Your objective: Check every line of the material below for the string "ylabel", and return the ones that have it.

-- start of Records supplied --

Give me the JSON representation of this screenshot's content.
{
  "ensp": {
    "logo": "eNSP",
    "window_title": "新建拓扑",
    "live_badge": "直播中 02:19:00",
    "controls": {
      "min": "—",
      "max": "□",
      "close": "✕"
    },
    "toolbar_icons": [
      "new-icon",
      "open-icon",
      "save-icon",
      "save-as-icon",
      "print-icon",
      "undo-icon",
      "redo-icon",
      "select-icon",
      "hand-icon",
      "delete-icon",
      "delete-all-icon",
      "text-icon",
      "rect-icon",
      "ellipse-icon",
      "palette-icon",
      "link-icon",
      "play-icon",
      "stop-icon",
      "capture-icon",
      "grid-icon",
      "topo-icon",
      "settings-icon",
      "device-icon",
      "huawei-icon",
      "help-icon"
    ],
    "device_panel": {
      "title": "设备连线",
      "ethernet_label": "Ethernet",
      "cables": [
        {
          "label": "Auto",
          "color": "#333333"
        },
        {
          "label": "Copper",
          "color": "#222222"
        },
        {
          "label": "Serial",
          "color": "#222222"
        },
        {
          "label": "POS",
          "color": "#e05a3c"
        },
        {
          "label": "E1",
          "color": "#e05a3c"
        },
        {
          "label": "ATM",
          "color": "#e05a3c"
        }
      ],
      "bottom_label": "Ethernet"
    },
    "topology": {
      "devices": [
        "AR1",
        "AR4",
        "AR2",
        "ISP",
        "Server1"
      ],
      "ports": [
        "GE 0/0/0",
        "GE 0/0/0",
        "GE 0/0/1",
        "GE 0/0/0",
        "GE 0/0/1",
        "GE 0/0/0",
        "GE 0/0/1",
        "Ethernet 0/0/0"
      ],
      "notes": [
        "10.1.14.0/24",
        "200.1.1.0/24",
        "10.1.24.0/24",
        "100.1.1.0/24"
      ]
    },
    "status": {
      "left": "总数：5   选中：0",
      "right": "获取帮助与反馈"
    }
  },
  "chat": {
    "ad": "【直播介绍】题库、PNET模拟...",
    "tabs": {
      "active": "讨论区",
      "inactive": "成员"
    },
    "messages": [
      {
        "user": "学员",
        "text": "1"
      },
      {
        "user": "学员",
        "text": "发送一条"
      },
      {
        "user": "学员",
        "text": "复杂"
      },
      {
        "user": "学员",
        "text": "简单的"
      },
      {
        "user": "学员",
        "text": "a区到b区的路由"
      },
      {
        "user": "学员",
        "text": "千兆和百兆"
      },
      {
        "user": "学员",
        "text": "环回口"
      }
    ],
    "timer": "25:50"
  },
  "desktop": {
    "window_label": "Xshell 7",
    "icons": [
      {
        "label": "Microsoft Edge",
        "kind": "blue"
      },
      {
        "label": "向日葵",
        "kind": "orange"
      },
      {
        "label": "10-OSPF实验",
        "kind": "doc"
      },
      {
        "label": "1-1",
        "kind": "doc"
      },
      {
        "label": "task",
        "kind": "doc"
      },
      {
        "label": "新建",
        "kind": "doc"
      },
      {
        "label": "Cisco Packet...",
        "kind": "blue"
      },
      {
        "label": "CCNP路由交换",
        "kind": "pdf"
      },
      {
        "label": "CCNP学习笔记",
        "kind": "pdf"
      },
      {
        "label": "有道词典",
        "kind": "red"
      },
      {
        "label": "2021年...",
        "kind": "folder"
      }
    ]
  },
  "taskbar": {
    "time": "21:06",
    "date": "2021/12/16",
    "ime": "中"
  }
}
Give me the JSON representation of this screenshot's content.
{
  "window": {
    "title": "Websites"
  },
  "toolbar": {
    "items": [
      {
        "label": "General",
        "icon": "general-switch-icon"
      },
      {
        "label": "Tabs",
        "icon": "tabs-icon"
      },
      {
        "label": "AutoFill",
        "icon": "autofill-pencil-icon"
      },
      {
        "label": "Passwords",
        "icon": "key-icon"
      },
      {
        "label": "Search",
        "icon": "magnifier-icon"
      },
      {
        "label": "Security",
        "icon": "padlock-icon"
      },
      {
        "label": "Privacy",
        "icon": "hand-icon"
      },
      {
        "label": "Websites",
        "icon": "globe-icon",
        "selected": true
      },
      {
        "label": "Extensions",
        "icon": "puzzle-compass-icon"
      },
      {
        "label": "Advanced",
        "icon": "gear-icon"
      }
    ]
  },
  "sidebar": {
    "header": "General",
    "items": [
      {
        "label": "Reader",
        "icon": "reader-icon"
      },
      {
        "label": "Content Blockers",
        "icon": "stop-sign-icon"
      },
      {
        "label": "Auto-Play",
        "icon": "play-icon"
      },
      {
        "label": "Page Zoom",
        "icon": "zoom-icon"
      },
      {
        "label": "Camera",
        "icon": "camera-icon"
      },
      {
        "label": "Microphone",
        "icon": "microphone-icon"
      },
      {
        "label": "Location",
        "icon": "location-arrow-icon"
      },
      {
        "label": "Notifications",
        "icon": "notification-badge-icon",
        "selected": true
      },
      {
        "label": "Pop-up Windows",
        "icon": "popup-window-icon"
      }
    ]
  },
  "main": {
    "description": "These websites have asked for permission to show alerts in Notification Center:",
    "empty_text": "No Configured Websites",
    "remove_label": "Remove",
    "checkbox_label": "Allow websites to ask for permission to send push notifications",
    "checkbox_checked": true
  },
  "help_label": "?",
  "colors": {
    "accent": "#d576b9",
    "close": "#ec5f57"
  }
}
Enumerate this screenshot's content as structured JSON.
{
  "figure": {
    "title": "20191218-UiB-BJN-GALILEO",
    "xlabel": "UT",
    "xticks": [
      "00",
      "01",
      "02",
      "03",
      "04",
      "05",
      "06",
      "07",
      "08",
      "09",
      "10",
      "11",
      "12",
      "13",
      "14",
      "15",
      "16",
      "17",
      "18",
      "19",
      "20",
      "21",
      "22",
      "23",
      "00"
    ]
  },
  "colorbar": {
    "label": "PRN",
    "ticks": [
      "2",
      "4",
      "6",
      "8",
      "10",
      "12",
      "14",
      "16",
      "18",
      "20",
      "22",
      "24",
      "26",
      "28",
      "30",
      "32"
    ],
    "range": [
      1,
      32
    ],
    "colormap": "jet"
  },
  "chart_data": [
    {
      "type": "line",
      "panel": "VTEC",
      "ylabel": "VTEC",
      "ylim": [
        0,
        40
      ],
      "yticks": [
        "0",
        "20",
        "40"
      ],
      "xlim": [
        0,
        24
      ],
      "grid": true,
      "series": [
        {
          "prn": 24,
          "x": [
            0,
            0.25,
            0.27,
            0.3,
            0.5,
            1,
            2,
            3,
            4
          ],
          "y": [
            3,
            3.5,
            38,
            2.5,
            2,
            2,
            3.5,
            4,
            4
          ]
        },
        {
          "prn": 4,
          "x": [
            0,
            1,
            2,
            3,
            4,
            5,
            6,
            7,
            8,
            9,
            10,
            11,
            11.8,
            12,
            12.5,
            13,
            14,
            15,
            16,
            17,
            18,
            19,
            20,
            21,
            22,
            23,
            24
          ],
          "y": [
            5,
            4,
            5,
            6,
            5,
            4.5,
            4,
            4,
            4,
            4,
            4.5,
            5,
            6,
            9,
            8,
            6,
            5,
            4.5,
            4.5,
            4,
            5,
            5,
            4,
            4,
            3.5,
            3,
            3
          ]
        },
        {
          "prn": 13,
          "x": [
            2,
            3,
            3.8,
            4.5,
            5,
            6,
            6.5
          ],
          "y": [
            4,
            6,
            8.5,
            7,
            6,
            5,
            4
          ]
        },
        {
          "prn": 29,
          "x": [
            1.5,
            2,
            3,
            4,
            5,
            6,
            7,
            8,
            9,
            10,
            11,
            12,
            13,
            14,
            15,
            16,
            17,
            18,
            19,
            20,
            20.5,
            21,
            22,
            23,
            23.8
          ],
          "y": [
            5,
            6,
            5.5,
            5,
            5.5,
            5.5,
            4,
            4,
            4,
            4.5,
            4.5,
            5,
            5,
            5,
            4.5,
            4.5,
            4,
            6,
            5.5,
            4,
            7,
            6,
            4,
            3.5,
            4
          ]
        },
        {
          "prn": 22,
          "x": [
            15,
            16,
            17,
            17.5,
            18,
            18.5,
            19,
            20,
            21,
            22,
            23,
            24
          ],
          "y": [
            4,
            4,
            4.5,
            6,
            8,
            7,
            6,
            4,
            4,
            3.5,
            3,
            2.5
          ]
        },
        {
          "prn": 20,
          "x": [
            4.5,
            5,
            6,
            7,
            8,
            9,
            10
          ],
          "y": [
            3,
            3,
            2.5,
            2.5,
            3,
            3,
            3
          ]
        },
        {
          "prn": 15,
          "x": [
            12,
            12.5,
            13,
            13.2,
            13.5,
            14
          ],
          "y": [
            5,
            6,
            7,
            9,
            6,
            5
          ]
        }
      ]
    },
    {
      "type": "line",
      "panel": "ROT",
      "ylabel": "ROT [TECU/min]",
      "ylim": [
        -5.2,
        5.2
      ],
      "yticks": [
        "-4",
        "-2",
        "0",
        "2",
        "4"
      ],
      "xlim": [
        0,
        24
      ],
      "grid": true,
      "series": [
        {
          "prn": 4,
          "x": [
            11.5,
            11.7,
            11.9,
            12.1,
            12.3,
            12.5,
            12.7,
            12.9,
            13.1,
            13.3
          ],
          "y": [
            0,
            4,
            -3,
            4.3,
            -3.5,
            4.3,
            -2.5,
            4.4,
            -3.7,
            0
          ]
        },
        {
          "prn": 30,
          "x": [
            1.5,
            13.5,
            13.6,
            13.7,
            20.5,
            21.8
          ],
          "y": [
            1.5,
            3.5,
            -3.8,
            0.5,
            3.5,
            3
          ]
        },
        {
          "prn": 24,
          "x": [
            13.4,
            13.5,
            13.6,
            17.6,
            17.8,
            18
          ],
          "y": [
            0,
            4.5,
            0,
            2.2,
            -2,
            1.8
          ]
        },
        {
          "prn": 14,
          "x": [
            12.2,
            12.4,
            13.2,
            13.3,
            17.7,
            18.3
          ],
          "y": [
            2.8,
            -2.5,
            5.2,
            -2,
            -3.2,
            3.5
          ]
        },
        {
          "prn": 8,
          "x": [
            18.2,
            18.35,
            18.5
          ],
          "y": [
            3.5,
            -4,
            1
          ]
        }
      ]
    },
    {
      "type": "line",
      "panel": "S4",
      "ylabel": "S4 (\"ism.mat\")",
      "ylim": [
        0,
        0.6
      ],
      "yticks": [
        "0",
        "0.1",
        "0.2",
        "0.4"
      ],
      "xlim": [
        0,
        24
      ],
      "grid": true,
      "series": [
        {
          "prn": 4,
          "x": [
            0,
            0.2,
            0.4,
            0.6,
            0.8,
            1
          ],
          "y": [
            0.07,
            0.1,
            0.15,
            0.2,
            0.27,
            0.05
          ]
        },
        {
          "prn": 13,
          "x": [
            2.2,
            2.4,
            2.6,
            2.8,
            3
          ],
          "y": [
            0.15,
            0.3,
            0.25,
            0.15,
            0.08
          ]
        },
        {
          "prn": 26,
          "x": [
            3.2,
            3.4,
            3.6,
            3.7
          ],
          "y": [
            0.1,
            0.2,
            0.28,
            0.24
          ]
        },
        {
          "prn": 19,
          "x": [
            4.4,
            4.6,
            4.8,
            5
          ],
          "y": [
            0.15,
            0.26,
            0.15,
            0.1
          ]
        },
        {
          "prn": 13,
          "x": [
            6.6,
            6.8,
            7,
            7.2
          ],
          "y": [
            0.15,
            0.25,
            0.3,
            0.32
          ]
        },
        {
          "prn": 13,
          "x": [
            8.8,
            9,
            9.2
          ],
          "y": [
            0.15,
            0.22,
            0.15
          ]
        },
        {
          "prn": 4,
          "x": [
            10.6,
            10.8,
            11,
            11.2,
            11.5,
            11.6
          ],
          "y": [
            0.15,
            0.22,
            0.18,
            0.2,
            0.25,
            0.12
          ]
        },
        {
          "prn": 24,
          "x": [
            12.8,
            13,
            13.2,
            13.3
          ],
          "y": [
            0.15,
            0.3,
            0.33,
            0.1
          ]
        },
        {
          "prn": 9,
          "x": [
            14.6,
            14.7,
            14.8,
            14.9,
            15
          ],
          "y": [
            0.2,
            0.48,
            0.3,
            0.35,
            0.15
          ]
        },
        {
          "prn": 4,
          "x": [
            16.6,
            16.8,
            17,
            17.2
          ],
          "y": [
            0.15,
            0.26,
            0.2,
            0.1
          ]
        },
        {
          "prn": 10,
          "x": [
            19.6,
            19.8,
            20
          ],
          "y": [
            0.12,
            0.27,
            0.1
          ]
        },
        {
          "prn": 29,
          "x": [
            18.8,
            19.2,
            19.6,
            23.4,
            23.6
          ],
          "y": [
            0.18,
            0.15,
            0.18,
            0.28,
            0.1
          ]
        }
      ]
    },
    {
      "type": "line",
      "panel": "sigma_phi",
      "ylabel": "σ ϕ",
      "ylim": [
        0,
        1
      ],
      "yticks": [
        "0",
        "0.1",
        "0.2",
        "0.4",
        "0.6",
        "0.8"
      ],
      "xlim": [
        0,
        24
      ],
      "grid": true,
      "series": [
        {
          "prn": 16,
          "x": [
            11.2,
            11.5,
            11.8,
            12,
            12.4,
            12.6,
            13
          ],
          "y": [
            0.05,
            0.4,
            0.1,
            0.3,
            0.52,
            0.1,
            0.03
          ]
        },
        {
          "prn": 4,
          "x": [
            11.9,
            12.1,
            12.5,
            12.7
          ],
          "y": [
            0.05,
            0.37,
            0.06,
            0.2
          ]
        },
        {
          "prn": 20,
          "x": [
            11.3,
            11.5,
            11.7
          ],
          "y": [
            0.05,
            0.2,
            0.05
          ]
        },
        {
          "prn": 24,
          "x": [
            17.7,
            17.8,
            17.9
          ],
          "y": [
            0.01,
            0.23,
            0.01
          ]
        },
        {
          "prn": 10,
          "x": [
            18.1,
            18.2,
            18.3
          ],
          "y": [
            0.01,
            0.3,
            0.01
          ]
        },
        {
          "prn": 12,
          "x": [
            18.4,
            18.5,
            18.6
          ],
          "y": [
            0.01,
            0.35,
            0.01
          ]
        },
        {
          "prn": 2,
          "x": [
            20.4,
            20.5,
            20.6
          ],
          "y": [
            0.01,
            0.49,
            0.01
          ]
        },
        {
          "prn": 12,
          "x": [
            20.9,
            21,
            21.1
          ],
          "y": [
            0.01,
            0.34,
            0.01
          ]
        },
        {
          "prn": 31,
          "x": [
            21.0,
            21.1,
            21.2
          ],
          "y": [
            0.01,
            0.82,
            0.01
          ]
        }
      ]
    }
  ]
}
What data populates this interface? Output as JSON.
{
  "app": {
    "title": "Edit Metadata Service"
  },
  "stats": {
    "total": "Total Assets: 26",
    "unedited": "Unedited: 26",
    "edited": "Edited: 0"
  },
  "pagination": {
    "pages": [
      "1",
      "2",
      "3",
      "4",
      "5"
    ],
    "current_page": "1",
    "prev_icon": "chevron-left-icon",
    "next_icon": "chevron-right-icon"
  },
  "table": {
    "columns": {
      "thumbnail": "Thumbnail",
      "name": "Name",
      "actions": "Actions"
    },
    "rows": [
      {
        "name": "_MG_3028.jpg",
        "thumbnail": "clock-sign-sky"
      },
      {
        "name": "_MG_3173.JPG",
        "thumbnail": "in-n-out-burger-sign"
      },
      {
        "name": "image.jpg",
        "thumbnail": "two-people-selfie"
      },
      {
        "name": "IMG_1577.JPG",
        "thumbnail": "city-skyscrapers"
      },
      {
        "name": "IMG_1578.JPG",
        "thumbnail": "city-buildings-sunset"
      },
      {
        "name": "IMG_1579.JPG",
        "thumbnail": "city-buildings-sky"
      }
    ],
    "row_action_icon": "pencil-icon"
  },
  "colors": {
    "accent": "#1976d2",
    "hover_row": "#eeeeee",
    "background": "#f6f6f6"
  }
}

-- end of Records supplied --

Answer to this problem:
      "ylabel": "VTEC",
      "ylabel": "ROT [TECU/min]",
      "ylabel": "S4 (\"ism.mat\")",
      "ylabel": "σ ϕ",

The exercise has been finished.